* begin The records *

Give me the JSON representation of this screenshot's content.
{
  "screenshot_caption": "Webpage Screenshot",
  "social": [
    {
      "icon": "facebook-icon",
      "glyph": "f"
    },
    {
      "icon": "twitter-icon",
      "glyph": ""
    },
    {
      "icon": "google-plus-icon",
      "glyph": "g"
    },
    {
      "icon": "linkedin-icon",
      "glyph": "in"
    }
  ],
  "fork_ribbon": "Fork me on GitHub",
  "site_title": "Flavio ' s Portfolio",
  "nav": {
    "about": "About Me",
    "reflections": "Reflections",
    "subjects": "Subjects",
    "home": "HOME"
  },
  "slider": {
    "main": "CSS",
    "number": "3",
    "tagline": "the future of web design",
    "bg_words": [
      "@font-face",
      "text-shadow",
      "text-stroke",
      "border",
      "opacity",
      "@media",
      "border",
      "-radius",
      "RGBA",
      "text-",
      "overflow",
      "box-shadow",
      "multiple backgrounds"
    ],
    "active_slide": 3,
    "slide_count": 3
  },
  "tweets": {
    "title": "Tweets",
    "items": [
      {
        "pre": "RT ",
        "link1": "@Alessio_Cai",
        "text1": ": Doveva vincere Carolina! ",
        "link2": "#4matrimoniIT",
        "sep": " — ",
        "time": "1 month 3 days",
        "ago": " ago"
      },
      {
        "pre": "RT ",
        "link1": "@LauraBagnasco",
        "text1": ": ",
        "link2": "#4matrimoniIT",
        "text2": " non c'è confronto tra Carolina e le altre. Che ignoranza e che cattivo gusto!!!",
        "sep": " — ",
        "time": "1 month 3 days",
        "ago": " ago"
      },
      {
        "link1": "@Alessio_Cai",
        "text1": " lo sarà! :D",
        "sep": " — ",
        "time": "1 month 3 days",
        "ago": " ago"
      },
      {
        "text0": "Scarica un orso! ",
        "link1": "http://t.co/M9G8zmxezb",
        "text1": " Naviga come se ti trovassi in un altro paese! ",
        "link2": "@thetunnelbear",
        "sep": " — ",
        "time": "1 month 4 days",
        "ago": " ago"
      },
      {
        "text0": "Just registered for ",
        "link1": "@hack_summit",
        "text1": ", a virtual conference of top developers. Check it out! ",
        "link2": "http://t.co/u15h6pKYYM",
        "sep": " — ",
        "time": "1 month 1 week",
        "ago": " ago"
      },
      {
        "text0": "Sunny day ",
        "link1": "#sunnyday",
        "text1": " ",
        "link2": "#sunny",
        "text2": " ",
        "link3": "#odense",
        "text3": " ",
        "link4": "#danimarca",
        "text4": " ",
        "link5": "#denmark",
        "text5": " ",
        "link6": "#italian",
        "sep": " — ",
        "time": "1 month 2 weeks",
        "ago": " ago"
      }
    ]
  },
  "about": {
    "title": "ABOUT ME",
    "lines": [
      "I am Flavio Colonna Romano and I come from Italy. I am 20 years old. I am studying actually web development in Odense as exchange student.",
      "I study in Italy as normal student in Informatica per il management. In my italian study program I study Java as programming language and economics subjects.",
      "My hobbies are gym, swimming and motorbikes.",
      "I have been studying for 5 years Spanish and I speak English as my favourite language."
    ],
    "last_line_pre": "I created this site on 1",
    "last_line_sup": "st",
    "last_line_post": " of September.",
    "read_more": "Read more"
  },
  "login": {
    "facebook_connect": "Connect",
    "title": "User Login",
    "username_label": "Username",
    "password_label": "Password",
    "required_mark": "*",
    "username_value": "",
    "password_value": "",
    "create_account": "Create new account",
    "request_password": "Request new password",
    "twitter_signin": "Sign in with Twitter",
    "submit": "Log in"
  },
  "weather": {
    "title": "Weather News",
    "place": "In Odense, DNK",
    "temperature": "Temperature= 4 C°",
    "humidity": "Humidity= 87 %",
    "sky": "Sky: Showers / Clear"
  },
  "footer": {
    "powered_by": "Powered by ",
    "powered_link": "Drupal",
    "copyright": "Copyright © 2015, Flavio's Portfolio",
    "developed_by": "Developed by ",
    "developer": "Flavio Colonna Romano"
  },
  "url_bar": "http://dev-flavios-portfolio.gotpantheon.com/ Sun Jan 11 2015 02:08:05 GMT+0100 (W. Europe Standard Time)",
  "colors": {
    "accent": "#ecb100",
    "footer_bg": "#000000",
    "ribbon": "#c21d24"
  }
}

* end The records *

Short problem: Reproduce the material exactly, with every line intact.

Result:
Give me the JSON representation of this screenshot's content.
{
  "screenshot_caption": "Webpage Screenshot",
  "social": [
    {
      "icon": "facebook-icon",
      "glyph": "f"
    },
    {
      "icon": "twitter-icon",
      "glyph": ""
    },
    {
      "icon": "google-plus-icon",
      "glyph": "g"
    },
    {
      "icon": "linkedin-icon",
      "glyph": "in"
    }
  ],
  "fork_ribbon": "Fork me on GitHub",
  "site_title": "Flavio ' s Portfolio",
  "nav": {
    "about": "About Me",
    "reflections": "Reflections",
    "subjects": "Subjects",
    "home": "HOME"
  },
  "slider": {
    "main": "CSS",
    "number": "3",
    "tagline": "the future of web design",
    "bg_words": [
      "@font-face",
      "text-shadow",
      "text-stroke",
      "border",
      "opacity",
      "@media",
      "border",
      "-radius",
      "RGBA",
      "text-",
      "overflow",
      "box-shadow",
      "multiple backgrounds"
    ],
    "active_slide": 3,
    "slide_count": 3
  },
  "tweets": {
    "title": "Tweets",
    "items": [
      {
        "pre": "RT ",
        "link1": "@Alessio_Cai",
        "text1": ": Doveva vincere Carolina! ",
        "link2": "#4matrimoniIT",
        "sep": " — ",
        "time": "1 month 3 days",
        "ago": " ago"
      },
      {
        "pre": "RT ",
        "link1": "@LauraBagnasco",
        "text1": ": ",
        "link2": "#4matrimoniIT",
        "text2": " non c'è confronto tra Carolina e le altre. Che ignoranza e che cattivo gusto!!!",
        "sep": " — ",
        "time": "1 month 3 days",
        "ago": " ago"
      },
      {
        "link1": "@Alessio_Cai",
        "text1": " lo sarà! :D",
        "sep": " — ",
        "time": "1 month 3 days",
        "ago": " ago"
      },
      {
        "text0": "Scarica un orso! ",
        "link1": "http://t.co/M9G8zmxezb",
        "text1": " Naviga come se ti trovassi in un altro paese! ",
        "link2": "@thetunnelbear",
        "sep": " — ",
        "time": "1 month 4 days",
        "ago": " ago"
      },
      {
        "text0": "Just registered for ",
        "link1": "@hack_summit",
        "text1": ", a virtual conference of top developers. Check it out! ",
        "link2": "http://t.co/u15h6pKYYM",
        "sep": " — ",
        "time": "1 month 1 week",
        "ago": " ago"
      },
      {
        "text0": "Sunny day ",
        "link1": "#sunnyday",
        "text1": " ",
        "link2": "#sunny",
        "text2": " ",
        "link3": "#odense",
        "text3": " ",
        "link4": "#danimarca",
        "text4": " ",
        "link5": "#denmark",
        "text5": " ",
        "link6": "#italian",
        "sep": " — ",
        "time": "1 month 2 weeks",
        "ago": " ago"
      }
    ]
  },
  "about": {
    "title": "ABOUT ME",
    "lines": [
      "I am Flavio Colonna Romano and I come from Italy. I am 20 years old. I am studying actually web development in Odense as exchange student.",
      "I study in Italy as normal student in Informatica per il management. In my italian study program I study Java as programming language and economics subjects.",
      "My hobbies are gym, swimming and motorbikes.",
      "I have been studying for 5 years Spanish and I speak English as my favourite language."
    ],
    "last_line_pre": "I created this site on 1",
    "last_line_sup": "st",
    "last_line_post": " of September.",
    "read_more": "Read more"
  },
  "login": {
    "facebook_connect": "Connect",
    "title": "User Login",
    "username_label": "Username",
    "password_label": "Password",
    "required_mark": "*",
    "username_value": "",
    "password_value": "",
    "create_account": "Create new account",
    "request_password": "Request new password",
    "twitter_signin": "Sign in with Twitter",
    "submit": "Log in"
  },
  "weather": {
    "title": "Weather News",
    "place": "In Odense, DNK",
    "temperature": "Temperature= 4 C°",
    "humidity": "Humidity= 87 %",
    "sky": "Sky: Showers / Clear"
  },
  "footer": {
    "powered_by": "Powered by ",
    "powered_link": "Drupal",
    "copyright": "Copyright © 2015, Flavio's Portfolio",
    "developed_by": "Developed by ",
    "developer": "Flavio Colonna Romano"
  },
  "url_bar": "http://dev-flavios-portfolio.gotpantheon.com/ Sun Jan 11 2015 02:08:05 GMT+0100 (W. Europe Standard Time)",
  "colors": {
    "accent": "#ecb100",
    "footer_bg": "#000000",
    "ribbon": "#c21d24"
  }
}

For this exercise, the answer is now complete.